Collection entries:
= = = =

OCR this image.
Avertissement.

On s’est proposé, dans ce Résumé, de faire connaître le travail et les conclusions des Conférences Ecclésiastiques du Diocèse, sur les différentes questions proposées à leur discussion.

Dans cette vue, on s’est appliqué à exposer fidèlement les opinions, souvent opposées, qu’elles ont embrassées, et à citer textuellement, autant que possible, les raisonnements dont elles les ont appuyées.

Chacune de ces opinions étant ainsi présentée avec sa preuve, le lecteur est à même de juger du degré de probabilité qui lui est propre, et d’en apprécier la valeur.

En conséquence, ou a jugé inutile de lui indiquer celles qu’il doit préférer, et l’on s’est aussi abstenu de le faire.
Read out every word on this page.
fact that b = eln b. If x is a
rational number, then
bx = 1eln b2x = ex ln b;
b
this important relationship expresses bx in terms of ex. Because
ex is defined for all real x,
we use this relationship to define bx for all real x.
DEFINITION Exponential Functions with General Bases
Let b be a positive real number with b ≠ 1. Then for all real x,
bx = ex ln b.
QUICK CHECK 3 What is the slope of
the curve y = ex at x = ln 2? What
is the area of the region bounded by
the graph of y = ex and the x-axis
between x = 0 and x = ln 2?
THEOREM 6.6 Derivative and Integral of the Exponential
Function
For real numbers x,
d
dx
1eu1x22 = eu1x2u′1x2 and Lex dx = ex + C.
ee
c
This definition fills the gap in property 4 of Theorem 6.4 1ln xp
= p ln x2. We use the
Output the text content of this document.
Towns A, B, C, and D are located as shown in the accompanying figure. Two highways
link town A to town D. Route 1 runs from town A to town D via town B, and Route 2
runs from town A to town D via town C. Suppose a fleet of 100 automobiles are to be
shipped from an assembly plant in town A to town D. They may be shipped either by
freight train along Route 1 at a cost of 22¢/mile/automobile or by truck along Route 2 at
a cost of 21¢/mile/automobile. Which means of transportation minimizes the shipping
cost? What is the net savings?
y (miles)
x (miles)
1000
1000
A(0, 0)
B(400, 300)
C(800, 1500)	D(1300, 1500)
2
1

= = = =

Write out the whole listing again. Match it word for word.

Task solution
OCR this image.
Avertissement.

On s’est proposé, dans ce Résumé, de faire connaître le travail et les conclusions des Conférences Ecclésiastiques du Diocèse, sur les différentes questions proposées à leur discussion.

Dans cette vue, on s’est appliqué à exposer fidèlement les opinions, souvent opposées, qu’elles ont embrassées, et à citer textuellement, autant que possible, les raisonnements dont elles les ont appuyées.

Chacune de ces opinions étant ainsi présentée avec sa preuve, le lecteur est à même de juger du degré de probabilité qui lui est propre, et d’en apprécier la valeur.

En conséquence, ou a jugé inutile de lui indiquer celles qu’il doit préférer, et l’on s’est aussi abstenu de le faire.
Read out every word on this page.
fact that b = eln b. If x is a
rational number, then
bx = 1eln b2x = ex ln b;
b
this important relationship expresses bx in terms of ex. Because
ex is defined for all real x,
we use this relationship to define bx for all real x.
DEFINITION Exponential Functions with General Bases
Let b be a positive real number with b ≠ 1. Then for all real x,
bx = ex ln b.
QUICK CHECK 3 What is the slope of
the curve y = ex at x = ln 2? What
is the area of the region bounded by
the graph of y = ex and the x-axis
between x = 0 and x = ln 2?
THEOREM 6.6 Derivative and Integral of the Exponential
Function
For real numbers x,
d
dx
1eu1x22 = eu1x2u′1x2 and Lex dx = ex + C.
ee
c
This definition fills the gap in property 4 of Theorem 6.4 1ln xp
= p ln x2. We use the
Output the text content of this document.
Towns A, B, C, and D are located as shown in the accompanying figure. Two highways
link town A to town D. Route 1 runs from town A to town D via town B, and Route 2
runs from town A to town D via town C. Suppose a fleet of 100 automobiles are to be
shipped from an assembly plant in town A to town D. They may be shipped either by
freight train along Route 1 at a cost of 22¢/mile/automobile or by truck along Route 2 at
a cost of 21¢/mile/automobile. Which means of transportation minimizes the shipping
cost? What is the net savings?
y (miles)
x (miles)
1000
1000
A(0, 0)
B(400, 300)
C(800, 1500)	D(1300, 1500)
2
1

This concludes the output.